-- RECORDED INFORMATION start --

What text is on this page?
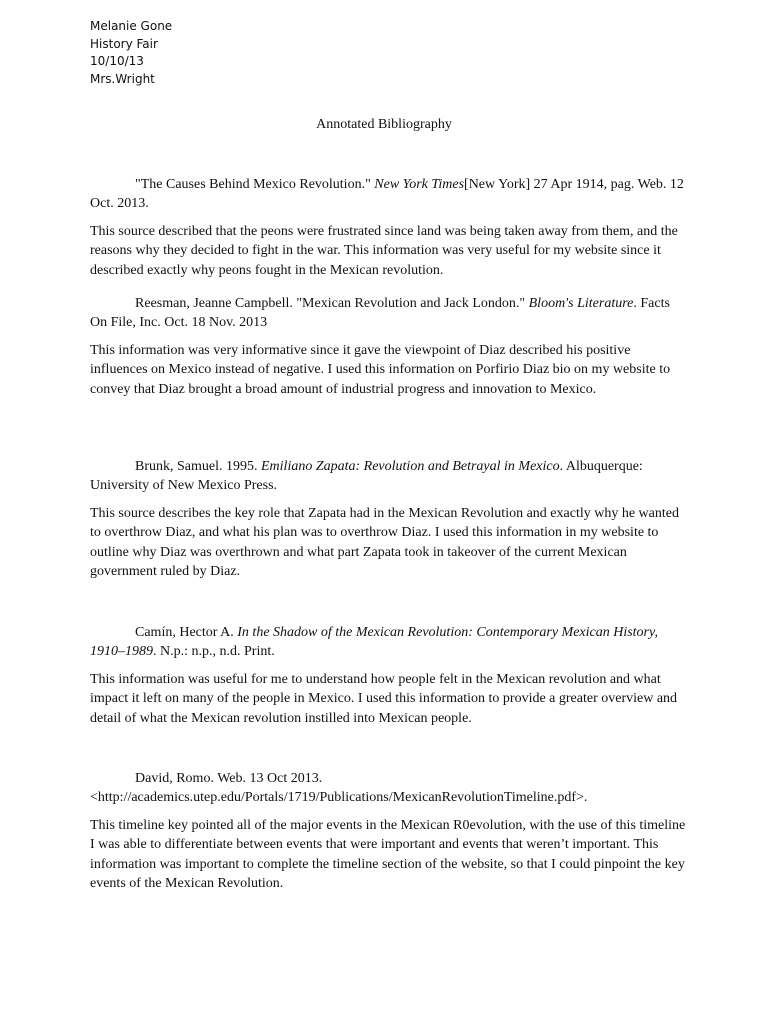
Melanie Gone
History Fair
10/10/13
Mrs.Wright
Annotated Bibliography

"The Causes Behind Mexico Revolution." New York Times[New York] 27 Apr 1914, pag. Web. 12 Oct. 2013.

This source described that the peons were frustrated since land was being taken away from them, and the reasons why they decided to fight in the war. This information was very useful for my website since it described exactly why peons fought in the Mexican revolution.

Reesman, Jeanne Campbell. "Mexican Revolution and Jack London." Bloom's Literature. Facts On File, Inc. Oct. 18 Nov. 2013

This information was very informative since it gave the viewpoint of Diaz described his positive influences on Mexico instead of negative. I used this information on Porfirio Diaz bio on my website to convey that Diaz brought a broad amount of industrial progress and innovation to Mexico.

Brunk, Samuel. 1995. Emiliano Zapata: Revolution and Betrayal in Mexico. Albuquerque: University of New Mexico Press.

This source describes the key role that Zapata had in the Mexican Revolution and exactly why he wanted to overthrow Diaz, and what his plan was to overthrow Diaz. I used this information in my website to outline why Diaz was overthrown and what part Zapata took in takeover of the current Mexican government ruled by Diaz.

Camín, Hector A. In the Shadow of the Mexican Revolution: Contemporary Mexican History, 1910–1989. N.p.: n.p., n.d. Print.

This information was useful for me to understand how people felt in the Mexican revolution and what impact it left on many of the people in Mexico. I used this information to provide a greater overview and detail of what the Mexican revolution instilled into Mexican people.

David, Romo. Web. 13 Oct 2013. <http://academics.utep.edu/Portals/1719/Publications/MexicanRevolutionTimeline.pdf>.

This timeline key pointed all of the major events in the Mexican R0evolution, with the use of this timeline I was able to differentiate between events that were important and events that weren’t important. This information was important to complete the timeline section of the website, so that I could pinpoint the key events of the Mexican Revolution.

-- RECORDED INFORMATION end --

TASK REQUIREMENTS:
Every line above should be returned word for word, with the pictures left behind.

EXERCISE OUTPUT:
What text is on this page?
Melanie Gone
History Fair
10/10/13
Mrs.Wright
Annotated Bibliography

"The Causes Behind Mexico Revolution." New York Times[New York] 27 Apr 1914, pag. Web. 12 Oct. 2013.

This source described that the peons were frustrated since land was being taken away from them, and the reasons why they decided to fight in the war. This information was very useful for my website since it described exactly why peons fought in the Mexican revolution.

Reesman, Jeanne Campbell. "Mexican Revolution and Jack London." Bloom's Literature. Facts On File, Inc. Oct. 18 Nov. 2013

This information was very informative since it gave the viewpoint of Diaz described his positive influences on Mexico instead of negative. I used this information on Porfirio Diaz bio on my website to convey that Diaz brought a broad amount of industrial progress and innovation to Mexico.

Brunk, Samuel. 1995. Emiliano Zapata: Revolution and Betrayal in Mexico. Albuquerque: University of New Mexico Press.

This source describes the key role that Zapata had in the Mexican Revolution and exactly why he wanted to overthrow Diaz, and what his plan was to overthrow Diaz. I used this information in my website to outline why Diaz was overthrown and what part Zapata took in takeover of the current Mexican government ruled by Diaz.

Camín, Hector A. In the Shadow of the Mexican Revolution: Contemporary Mexican History, 1910–1989. N.p.: n.p., n.d. Print.

This information was useful for me to understand how people felt in the Mexican revolution and what impact it left on many of the people in Mexico. I used this information to provide a greater overview and detail of what the Mexican revolution instilled into Mexican people.

David, Romo. Web. 13 Oct 2013. <http://academics.utep.edu/Portals/1719/Publications/MexicanRevolutionTimeline.pdf>.

This timeline key pointed all of the major events in the Mexican R0evolution, with the use of this timeline I was able to differentiate between events that were important and events that weren’t important. This information was important to complete the timeline section of the website, so that I could pinpoint the key events of the Mexican Revolution.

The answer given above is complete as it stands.